DESCRIPTION OF THE TASK
Which lines hold the word "Loss"? Copy each of them.

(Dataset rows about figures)
★ ★ ★ ★ ★ ★ ★
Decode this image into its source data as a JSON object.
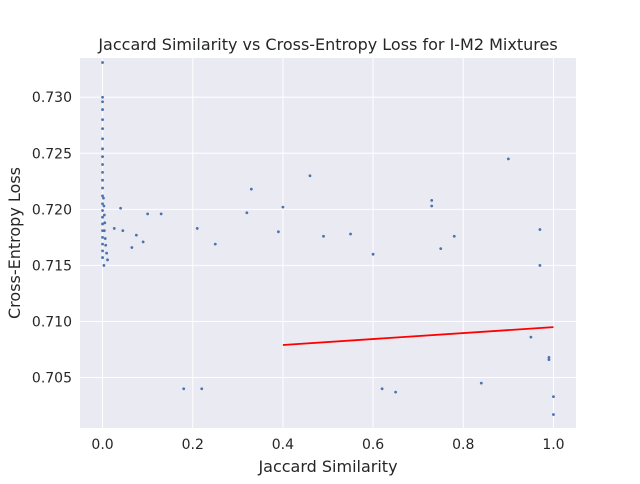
{
  "chart_data": {
    "type": "scatter",
    "title": "Jaccard Similarity vs Cross-Entropy Loss for I-M2 Mixtures",
    "xlabel": "Jaccard Similarity",
    "ylabel": "Cross-Entropy Loss",
    "xlim": [
      -0.05,
      1.05
    ],
    "ylim": [
      0.7005,
      0.7335
    ],
    "xticks": [
      0.0,
      0.2,
      0.4,
      0.6,
      0.8,
      1.0
    ],
    "xtick_labels": [
      "0.0",
      "0.2",
      "0.4",
      "0.6",
      "0.8",
      "1.0"
    ],
    "yticks": [
      0.705,
      0.71,
      0.715,
      0.72,
      0.725,
      0.73
    ],
    "ytick_labels": [
      "0.705",
      "0.710",
      "0.715",
      "0.720",
      "0.725",
      "0.730"
    ],
    "grid": true,
    "background_color": "#EAEAF2",
    "point_color": "#4C72B0",
    "trend_color": "#FF0000",
    "series": [
      {
        "kind": "scatter",
        "points": [
          [
            0.0,
            0.7331
          ],
          [
            0.0,
            0.73
          ],
          [
            0.0,
            0.7296
          ],
          [
            0.0,
            0.7289
          ],
          [
            0.0,
            0.728
          ],
          [
            0.0,
            0.7272
          ],
          [
            0.0,
            0.7263
          ],
          [
            0.0,
            0.7254
          ],
          [
            0.0,
            0.7247
          ],
          [
            0.0,
            0.724
          ],
          [
            0.0,
            0.7233
          ],
          [
            0.0,
            0.7226
          ],
          [
            0.0,
            0.7219
          ],
          [
            0.0,
            0.7212
          ],
          [
            0.0,
            0.7205
          ],
          [
            0.0,
            0.7199
          ],
          [
            0.0,
            0.7193
          ],
          [
            0.0,
            0.7187
          ],
          [
            0.0,
            0.7181
          ],
          [
            0.0,
            0.7175
          ],
          [
            0.0,
            0.7169
          ],
          [
            0.0,
            0.7163
          ],
          [
            0.0,
            0.7157
          ],
          [
            0.002,
            0.721
          ],
          [
            0.003,
            0.7203
          ],
          [
            0.004,
            0.7195
          ],
          [
            0.005,
            0.7188
          ],
          [
            0.004,
            0.7181
          ],
          [
            0.006,
            0.7174
          ],
          [
            0.007,
            0.7168
          ],
          [
            0.009,
            0.7161
          ],
          [
            0.011,
            0.7155
          ],
          [
            0.003,
            0.715
          ],
          [
            0.04,
            0.7201
          ],
          [
            0.1,
            0.7196
          ],
          [
            0.13,
            0.7196
          ],
          [
            0.21,
            0.7183
          ],
          [
            0.25,
            0.7169
          ],
          [
            0.026,
            0.7183
          ],
          [
            0.045,
            0.7181
          ],
          [
            0.075,
            0.7177
          ],
          [
            0.09,
            0.7171
          ],
          [
            0.065,
            0.7166
          ],
          [
            0.33,
            0.7218
          ],
          [
            0.32,
            0.7197
          ],
          [
            0.4,
            0.7202
          ],
          [
            0.39,
            0.718
          ],
          [
            0.46,
            0.723
          ],
          [
            0.73,
            0.7208
          ],
          [
            0.73,
            0.7203
          ],
          [
            0.9,
            0.7245
          ],
          [
            0.97,
            0.7182
          ],
          [
            0.97,
            0.715
          ],
          [
            0.99,
            0.7068
          ],
          [
            1.0,
            0.7033
          ],
          [
            1.0,
            0.7017
          ],
          [
            0.99,
            0.7066
          ],
          [
            0.95,
            0.7086
          ],
          [
            0.84,
            0.7045
          ],
          [
            0.65,
            0.7037
          ],
          [
            0.62,
            0.704
          ],
          [
            0.18,
            0.704
          ],
          [
            0.22,
            0.704
          ],
          [
            0.55,
            0.7178
          ],
          [
            0.49,
            0.7176
          ],
          [
            0.78,
            0.7176
          ],
          [
            0.75,
            0.7165
          ],
          [
            0.6,
            0.716
          ]
        ]
      },
      {
        "kind": "trend_line",
        "points": [
          [
            0.4,
            0.7079
          ],
          [
            1.0,
            0.7095
          ]
        ]
      }
    ]
  }
}
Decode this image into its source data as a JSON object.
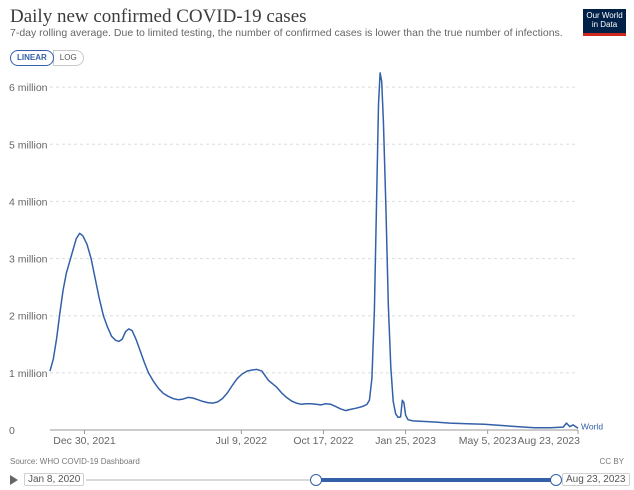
{
  "header": {
    "title": "Daily new confirmed COVID-19 cases",
    "subtitle": "7-day rolling average. Due to limited testing, the number of confirmed cases is lower than the true number of infections."
  },
  "logo": {
    "line1": "Our World",
    "line2": "in Data",
    "bg_color": "#002147",
    "accent_color": "#ce261e"
  },
  "controls": {
    "linear_label": "LINEAR",
    "log_label": "LOG",
    "active": "linear"
  },
  "footer": {
    "source": "Source: WHO COVID-19 Dashboard",
    "license": "CC BY"
  },
  "timeline": {
    "start_label": "Jan 8, 2020",
    "end_label": "Aug 23, 2023",
    "start_fraction": 0.49,
    "end_fraction": 1.0
  },
  "chart_data": {
    "type": "line",
    "xlabel": "",
    "ylabel": "",
    "line_color": "#3360a9",
    "grid": "horizontal-dashed",
    "yaxis_scale": "linear",
    "ylim": [
      0,
      6300000
    ],
    "xlim": [
      "2021-11-18",
      "2023-08-23"
    ],
    "y_ticks": [
      {
        "value": 0,
        "label": "0"
      },
      {
        "value": 1000000,
        "label": "1 million"
      },
      {
        "value": 2000000,
        "label": "2 million"
      },
      {
        "value": 3000000,
        "label": "3 million"
      },
      {
        "value": 4000000,
        "label": "4 million"
      },
      {
        "value": 5000000,
        "label": "5 million"
      },
      {
        "value": 6000000,
        "label": "6 million"
      }
    ],
    "x_ticks": [
      {
        "date": "2021-12-30",
        "label": "Dec 30, 2021"
      },
      {
        "date": "2022-07-09",
        "label": "Jul 9, 2022"
      },
      {
        "date": "2022-10-17",
        "label": "Oct 17, 2022"
      },
      {
        "date": "2023-01-25",
        "label": "Jan 25, 2023"
      },
      {
        "date": "2023-05-05",
        "label": "May 5, 2023"
      },
      {
        "date": "2023-08-23",
        "label": "Aug 23, 2023"
      }
    ],
    "series": [
      {
        "name": "World",
        "points": [
          [
            "2021-11-18",
            1030000
          ],
          [
            "2021-11-22",
            1240000
          ],
          [
            "2021-11-26",
            1600000
          ],
          [
            "2021-11-30",
            2050000
          ],
          [
            "2021-12-04",
            2450000
          ],
          [
            "2021-12-08",
            2750000
          ],
          [
            "2021-12-12",
            2950000
          ],
          [
            "2021-12-16",
            3150000
          ],
          [
            "2021-12-20",
            3350000
          ],
          [
            "2021-12-24",
            3440000
          ],
          [
            "2021-12-28",
            3400000
          ],
          [
            "2022-01-02",
            3250000
          ],
          [
            "2022-01-07",
            3000000
          ],
          [
            "2022-01-12",
            2650000
          ],
          [
            "2022-01-17",
            2300000
          ],
          [
            "2022-01-22",
            2000000
          ],
          [
            "2022-01-27",
            1800000
          ],
          [
            "2022-02-01",
            1640000
          ],
          [
            "2022-02-06",
            1570000
          ],
          [
            "2022-02-10",
            1550000
          ],
          [
            "2022-02-14",
            1590000
          ],
          [
            "2022-02-18",
            1720000
          ],
          [
            "2022-02-22",
            1770000
          ],
          [
            "2022-02-26",
            1740000
          ],
          [
            "2022-03-03",
            1580000
          ],
          [
            "2022-03-08",
            1380000
          ],
          [
            "2022-03-13",
            1180000
          ],
          [
            "2022-03-18",
            1000000
          ],
          [
            "2022-03-24",
            850000
          ],
          [
            "2022-03-30",
            730000
          ],
          [
            "2022-04-05",
            640000
          ],
          [
            "2022-04-11",
            590000
          ],
          [
            "2022-04-17",
            550000
          ],
          [
            "2022-04-23",
            530000
          ],
          [
            "2022-04-29",
            540000
          ],
          [
            "2022-05-05",
            570000
          ],
          [
            "2022-05-11",
            560000
          ],
          [
            "2022-05-17",
            530000
          ],
          [
            "2022-05-23",
            500000
          ],
          [
            "2022-05-29",
            480000
          ],
          [
            "2022-06-04",
            470000
          ],
          [
            "2022-06-10",
            490000
          ],
          [
            "2022-06-16",
            550000
          ],
          [
            "2022-06-22",
            650000
          ],
          [
            "2022-06-28",
            780000
          ],
          [
            "2022-07-04",
            900000
          ],
          [
            "2022-07-10",
            980000
          ],
          [
            "2022-07-16",
            1030000
          ],
          [
            "2022-07-22",
            1050000
          ],
          [
            "2022-07-28",
            1060000
          ],
          [
            "2022-08-03",
            1030000
          ],
          [
            "2022-08-07",
            950000
          ],
          [
            "2022-08-11",
            870000
          ],
          [
            "2022-08-15",
            820000
          ],
          [
            "2022-08-21",
            750000
          ],
          [
            "2022-08-27",
            650000
          ],
          [
            "2022-09-02",
            570000
          ],
          [
            "2022-09-08",
            510000
          ],
          [
            "2022-09-14",
            470000
          ],
          [
            "2022-09-20",
            450000
          ],
          [
            "2022-09-26",
            460000
          ],
          [
            "2022-10-02",
            460000
          ],
          [
            "2022-10-08",
            450000
          ],
          [
            "2022-10-14",
            440000
          ],
          [
            "2022-10-20",
            460000
          ],
          [
            "2022-10-26",
            450000
          ],
          [
            "2022-11-01",
            410000
          ],
          [
            "2022-11-07",
            370000
          ],
          [
            "2022-11-13",
            340000
          ],
          [
            "2022-11-19",
            360000
          ],
          [
            "2022-11-25",
            380000
          ],
          [
            "2022-12-01",
            400000
          ],
          [
            "2022-12-05",
            420000
          ],
          [
            "2022-12-09",
            450000
          ],
          [
            "2022-12-12",
            520000
          ],
          [
            "2022-12-15",
            900000
          ],
          [
            "2022-12-18",
            2100000
          ],
          [
            "2022-12-21",
            4200000
          ],
          [
            "2022-12-23",
            5700000
          ],
          [
            "2022-12-25",
            6250000
          ],
          [
            "2022-12-27",
            6100000
          ],
          [
            "2022-12-29",
            5400000
          ],
          [
            "2023-01-01",
            3900000
          ],
          [
            "2023-01-04",
            2200000
          ],
          [
            "2023-01-07",
            1100000
          ],
          [
            "2023-01-10",
            500000
          ],
          [
            "2023-01-13",
            280000
          ],
          [
            "2023-01-16",
            220000
          ],
          [
            "2023-01-19",
            230000
          ],
          [
            "2023-01-21",
            520000
          ],
          [
            "2023-01-23",
            480000
          ],
          [
            "2023-01-25",
            260000
          ],
          [
            "2023-01-28",
            180000
          ],
          [
            "2023-02-03",
            160000
          ],
          [
            "2023-02-15",
            150000
          ],
          [
            "2023-03-01",
            140000
          ],
          [
            "2023-03-20",
            120000
          ],
          [
            "2023-04-10",
            110000
          ],
          [
            "2023-05-01",
            100000
          ],
          [
            "2023-05-20",
            80000
          ],
          [
            "2023-06-10",
            60000
          ],
          [
            "2023-07-01",
            40000
          ],
          [
            "2023-07-20",
            40000
          ],
          [
            "2023-08-05",
            50000
          ],
          [
            "2023-08-09",
            120000
          ],
          [
            "2023-08-13",
            60000
          ],
          [
            "2023-08-17",
            90000
          ],
          [
            "2023-08-23",
            30000
          ]
        ]
      }
    ]
  }
}
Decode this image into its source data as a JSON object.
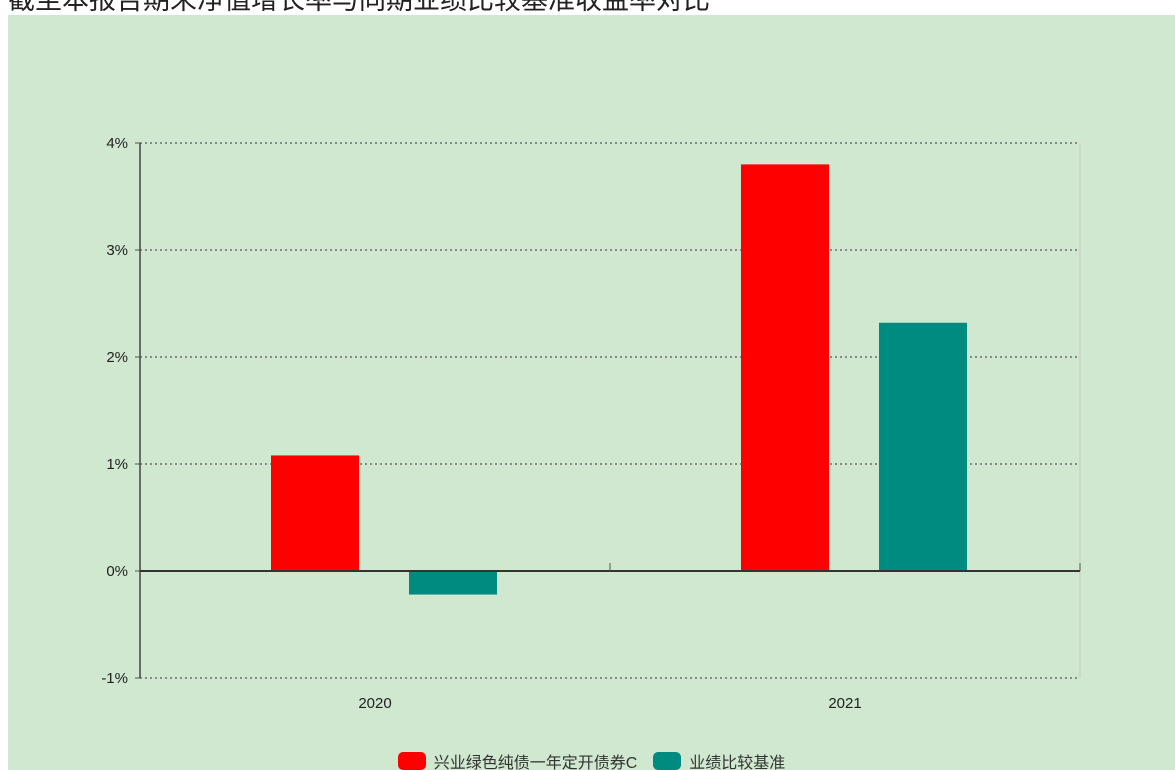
{
  "header": {
    "cut_text": "截至本报告期末净值增长率与同期业绩比较基准收益率对比"
  },
  "chart_data": {
    "type": "bar",
    "categories": [
      "2020",
      "2021"
    ],
    "series": [
      {
        "name": "兴业绿色纯债一年定开债券C",
        "values": [
          1.08,
          3.8
        ],
        "color": "#ff0000"
      },
      {
        "name": "业绩比较基准",
        "values": [
          -0.22,
          2.32
        ],
        "color": "#008b80"
      }
    ],
    "ylim": [
      -1,
      4
    ],
    "yticks": [
      -1,
      0,
      1,
      2,
      3,
      4
    ],
    "tick_suffix": "%",
    "grid": true,
    "legend_position": "bottom-center",
    "background": "#cfe8cf"
  }
}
★ ★ ★ ★ ★ ★ ★
WRITTEN ANSWER
    "title": "Jaccard Similarity vs Cross-Entropy Loss for I-M2 Mixtures",
    "ylabel": "Cross-Entropy Loss",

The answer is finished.